● **Aim**
Pull each line holding "What" out of the entries below.

:: Input data ::

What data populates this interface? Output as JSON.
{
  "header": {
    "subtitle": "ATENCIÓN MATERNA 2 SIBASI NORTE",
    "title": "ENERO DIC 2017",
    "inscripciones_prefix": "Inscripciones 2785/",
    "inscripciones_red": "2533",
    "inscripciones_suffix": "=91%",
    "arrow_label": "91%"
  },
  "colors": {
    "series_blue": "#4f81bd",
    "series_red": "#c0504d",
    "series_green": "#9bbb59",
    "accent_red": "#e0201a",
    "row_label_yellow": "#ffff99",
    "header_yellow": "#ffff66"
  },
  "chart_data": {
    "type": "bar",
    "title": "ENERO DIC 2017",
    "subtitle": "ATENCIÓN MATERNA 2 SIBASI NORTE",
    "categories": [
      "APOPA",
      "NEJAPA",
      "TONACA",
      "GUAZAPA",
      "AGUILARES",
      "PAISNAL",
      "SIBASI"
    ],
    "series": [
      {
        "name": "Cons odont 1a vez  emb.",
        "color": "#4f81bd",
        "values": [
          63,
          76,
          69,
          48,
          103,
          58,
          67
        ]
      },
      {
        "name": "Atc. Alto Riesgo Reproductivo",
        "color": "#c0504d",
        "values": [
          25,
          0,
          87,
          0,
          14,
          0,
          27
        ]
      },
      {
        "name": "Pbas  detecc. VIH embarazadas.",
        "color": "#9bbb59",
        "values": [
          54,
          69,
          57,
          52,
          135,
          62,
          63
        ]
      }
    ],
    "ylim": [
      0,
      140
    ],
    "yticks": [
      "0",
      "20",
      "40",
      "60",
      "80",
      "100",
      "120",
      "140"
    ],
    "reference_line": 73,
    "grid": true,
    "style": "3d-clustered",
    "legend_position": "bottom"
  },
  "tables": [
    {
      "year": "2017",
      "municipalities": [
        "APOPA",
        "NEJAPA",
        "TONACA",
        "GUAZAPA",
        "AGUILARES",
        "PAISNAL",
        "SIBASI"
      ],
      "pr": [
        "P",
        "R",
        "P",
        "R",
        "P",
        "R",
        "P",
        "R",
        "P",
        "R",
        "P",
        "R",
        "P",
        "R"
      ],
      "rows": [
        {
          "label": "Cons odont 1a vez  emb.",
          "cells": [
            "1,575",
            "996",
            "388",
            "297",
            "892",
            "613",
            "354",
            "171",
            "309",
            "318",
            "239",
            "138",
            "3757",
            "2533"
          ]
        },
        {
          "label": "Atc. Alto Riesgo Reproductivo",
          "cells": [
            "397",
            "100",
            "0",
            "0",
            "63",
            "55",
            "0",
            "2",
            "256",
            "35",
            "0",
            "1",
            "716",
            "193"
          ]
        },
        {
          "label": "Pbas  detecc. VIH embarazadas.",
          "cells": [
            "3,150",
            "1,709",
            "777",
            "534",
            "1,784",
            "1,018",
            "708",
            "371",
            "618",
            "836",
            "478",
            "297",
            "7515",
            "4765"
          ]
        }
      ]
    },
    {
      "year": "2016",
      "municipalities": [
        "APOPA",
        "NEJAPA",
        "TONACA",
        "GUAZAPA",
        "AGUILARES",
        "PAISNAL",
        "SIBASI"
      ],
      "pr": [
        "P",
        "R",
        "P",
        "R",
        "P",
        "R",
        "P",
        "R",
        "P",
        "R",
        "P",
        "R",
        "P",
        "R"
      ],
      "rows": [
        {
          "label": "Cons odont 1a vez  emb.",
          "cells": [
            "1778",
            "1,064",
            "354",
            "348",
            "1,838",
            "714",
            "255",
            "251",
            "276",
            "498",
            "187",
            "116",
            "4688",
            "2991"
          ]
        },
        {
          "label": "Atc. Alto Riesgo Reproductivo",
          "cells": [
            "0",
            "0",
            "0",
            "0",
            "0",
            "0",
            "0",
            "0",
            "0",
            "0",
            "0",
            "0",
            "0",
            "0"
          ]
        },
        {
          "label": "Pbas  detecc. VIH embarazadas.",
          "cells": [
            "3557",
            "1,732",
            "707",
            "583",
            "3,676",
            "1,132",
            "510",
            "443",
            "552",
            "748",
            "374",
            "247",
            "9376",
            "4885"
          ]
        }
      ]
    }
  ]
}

:::
:: Input data ::

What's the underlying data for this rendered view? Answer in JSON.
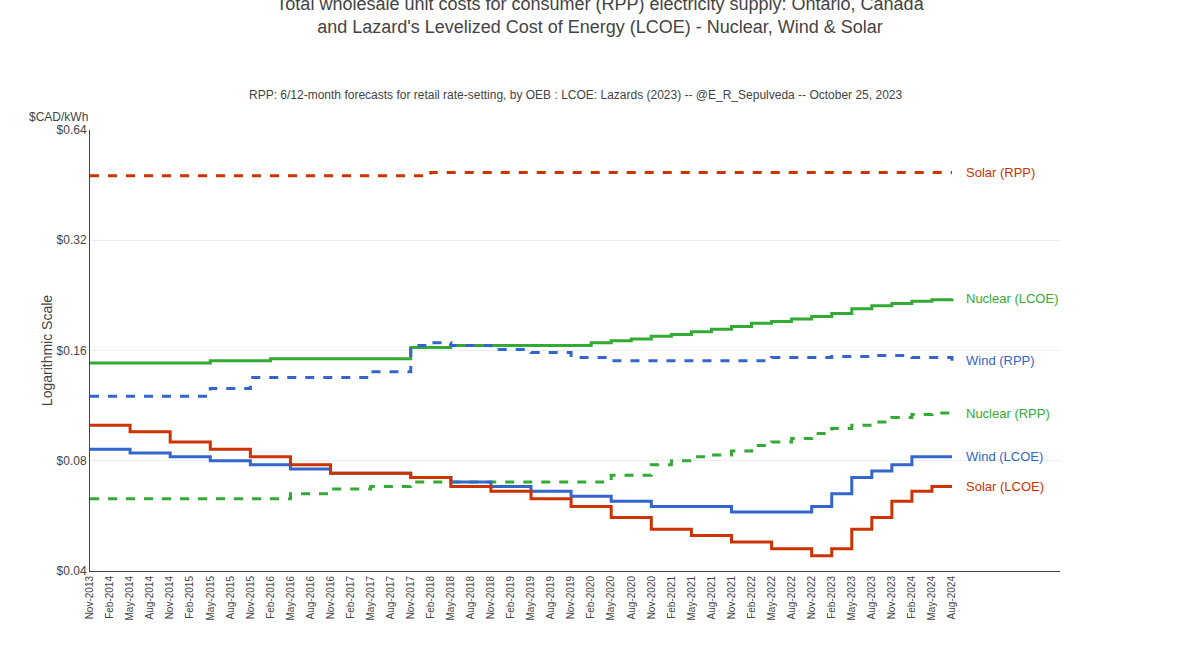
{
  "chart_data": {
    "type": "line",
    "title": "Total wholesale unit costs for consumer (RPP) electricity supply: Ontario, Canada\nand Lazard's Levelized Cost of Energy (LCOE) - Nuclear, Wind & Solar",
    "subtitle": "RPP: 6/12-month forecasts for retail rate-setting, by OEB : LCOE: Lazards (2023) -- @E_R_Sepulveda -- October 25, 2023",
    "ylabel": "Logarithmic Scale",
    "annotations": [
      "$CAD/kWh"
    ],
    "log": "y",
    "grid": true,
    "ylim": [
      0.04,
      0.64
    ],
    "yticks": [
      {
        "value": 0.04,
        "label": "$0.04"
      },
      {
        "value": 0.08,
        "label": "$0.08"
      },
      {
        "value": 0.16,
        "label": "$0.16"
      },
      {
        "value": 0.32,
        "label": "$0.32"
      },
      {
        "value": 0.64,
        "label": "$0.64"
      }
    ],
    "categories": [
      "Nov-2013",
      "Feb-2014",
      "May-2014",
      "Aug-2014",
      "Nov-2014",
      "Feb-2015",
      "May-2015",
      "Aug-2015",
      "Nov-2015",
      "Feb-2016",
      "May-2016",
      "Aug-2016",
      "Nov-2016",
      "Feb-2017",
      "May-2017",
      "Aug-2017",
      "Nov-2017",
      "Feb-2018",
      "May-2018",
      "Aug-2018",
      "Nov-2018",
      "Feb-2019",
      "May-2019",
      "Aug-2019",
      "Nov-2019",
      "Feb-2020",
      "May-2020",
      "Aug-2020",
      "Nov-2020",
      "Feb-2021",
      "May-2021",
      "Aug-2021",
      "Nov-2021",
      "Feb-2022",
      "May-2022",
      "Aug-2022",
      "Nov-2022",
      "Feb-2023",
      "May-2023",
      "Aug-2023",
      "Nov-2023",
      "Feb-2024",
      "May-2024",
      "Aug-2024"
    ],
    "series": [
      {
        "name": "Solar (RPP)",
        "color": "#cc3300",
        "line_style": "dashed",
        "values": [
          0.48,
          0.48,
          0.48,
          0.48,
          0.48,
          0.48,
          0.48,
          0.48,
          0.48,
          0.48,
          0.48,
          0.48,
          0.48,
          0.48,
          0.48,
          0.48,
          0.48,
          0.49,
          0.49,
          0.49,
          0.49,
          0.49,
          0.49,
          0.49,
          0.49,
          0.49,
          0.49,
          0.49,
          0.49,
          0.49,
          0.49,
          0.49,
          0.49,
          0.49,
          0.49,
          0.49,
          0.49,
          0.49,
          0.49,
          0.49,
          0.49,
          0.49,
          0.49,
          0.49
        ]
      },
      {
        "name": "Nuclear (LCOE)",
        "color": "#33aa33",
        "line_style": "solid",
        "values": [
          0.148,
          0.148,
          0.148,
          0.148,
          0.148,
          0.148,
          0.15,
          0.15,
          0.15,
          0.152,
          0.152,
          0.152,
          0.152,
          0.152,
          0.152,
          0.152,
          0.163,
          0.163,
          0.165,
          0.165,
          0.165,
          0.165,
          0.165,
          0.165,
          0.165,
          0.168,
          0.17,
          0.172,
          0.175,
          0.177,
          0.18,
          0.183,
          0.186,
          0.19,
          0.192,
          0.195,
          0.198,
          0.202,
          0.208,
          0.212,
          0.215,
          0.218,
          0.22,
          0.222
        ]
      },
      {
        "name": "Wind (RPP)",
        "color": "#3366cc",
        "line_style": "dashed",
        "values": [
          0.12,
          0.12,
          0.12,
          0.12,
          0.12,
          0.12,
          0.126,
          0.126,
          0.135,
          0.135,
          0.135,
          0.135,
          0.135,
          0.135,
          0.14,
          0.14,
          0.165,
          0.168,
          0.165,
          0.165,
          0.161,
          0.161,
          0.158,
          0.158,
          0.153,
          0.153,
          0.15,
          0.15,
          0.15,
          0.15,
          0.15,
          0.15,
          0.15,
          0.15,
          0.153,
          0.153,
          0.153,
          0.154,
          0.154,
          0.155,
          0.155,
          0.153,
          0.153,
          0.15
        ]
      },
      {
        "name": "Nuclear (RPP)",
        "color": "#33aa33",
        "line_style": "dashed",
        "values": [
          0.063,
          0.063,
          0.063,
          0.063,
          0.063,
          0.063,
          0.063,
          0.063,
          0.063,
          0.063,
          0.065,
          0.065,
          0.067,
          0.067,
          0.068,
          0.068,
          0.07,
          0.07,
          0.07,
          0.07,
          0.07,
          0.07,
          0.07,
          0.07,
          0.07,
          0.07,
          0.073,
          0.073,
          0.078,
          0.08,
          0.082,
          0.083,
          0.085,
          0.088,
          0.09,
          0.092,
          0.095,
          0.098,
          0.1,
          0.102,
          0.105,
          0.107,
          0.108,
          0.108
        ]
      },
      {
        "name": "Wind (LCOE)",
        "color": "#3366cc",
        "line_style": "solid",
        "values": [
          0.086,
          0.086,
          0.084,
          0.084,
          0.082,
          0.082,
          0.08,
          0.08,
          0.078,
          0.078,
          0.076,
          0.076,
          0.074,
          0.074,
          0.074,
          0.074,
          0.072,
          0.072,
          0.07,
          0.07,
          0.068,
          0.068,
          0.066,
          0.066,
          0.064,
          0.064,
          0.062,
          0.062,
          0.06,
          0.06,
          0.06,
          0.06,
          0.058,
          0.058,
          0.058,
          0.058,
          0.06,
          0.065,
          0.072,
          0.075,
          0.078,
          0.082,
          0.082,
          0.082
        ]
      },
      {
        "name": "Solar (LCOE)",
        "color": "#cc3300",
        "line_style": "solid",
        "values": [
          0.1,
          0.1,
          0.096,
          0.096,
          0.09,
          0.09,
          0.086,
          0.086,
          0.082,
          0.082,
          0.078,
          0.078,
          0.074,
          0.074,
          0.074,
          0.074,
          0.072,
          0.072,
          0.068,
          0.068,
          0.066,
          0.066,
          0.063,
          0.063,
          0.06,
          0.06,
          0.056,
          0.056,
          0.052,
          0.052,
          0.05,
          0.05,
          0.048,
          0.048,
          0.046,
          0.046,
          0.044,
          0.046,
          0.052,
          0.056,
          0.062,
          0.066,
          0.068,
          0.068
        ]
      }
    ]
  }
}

:::
:: Input data ::

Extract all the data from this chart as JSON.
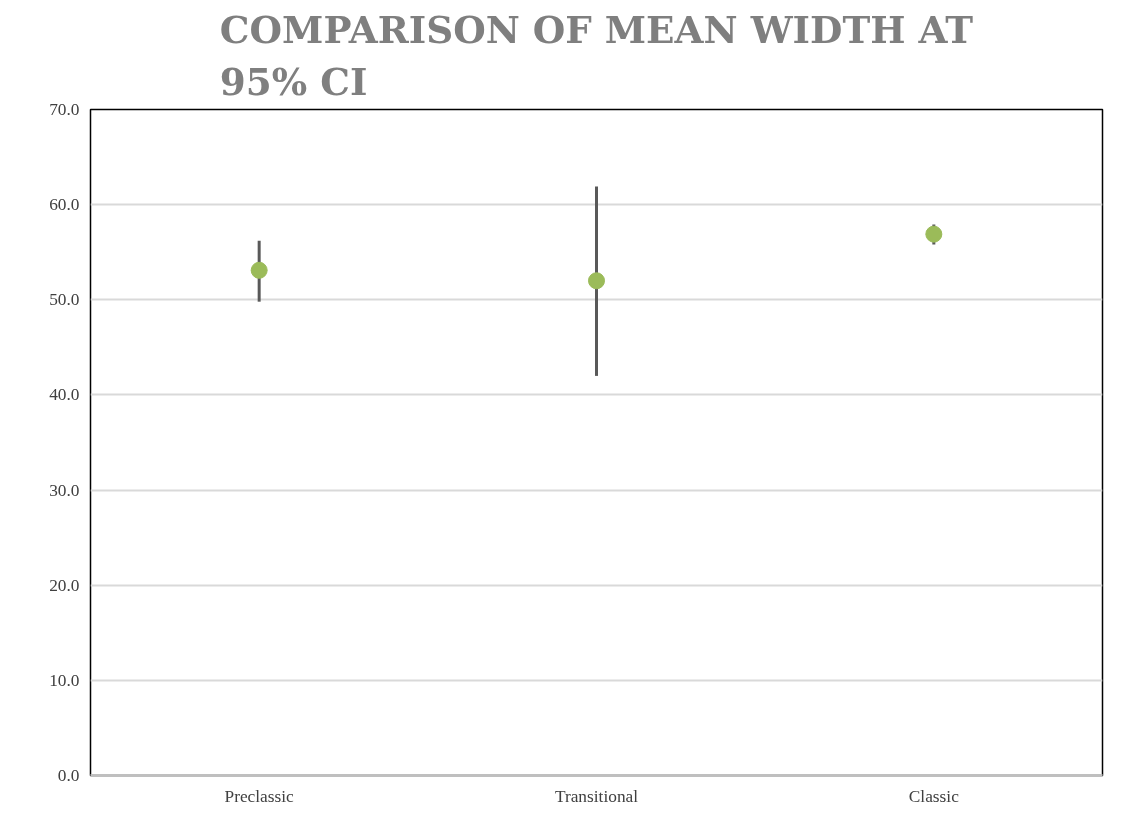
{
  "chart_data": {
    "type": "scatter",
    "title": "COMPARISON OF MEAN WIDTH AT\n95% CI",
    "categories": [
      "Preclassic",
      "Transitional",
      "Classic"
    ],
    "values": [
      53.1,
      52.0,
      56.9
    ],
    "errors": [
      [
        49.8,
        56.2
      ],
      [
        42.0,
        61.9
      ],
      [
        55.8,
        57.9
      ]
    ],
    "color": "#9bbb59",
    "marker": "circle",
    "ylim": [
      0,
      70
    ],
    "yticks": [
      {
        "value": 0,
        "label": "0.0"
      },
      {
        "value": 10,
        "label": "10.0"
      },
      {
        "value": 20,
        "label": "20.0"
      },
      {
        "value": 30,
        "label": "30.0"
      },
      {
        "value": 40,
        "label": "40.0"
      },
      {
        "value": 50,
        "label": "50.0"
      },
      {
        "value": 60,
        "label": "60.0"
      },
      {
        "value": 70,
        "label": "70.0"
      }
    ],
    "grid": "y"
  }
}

:::

● **Finished exercise**
What data populates this interface? Output as JSON.
What's the underlying data for this rendered view? Answer in JSON.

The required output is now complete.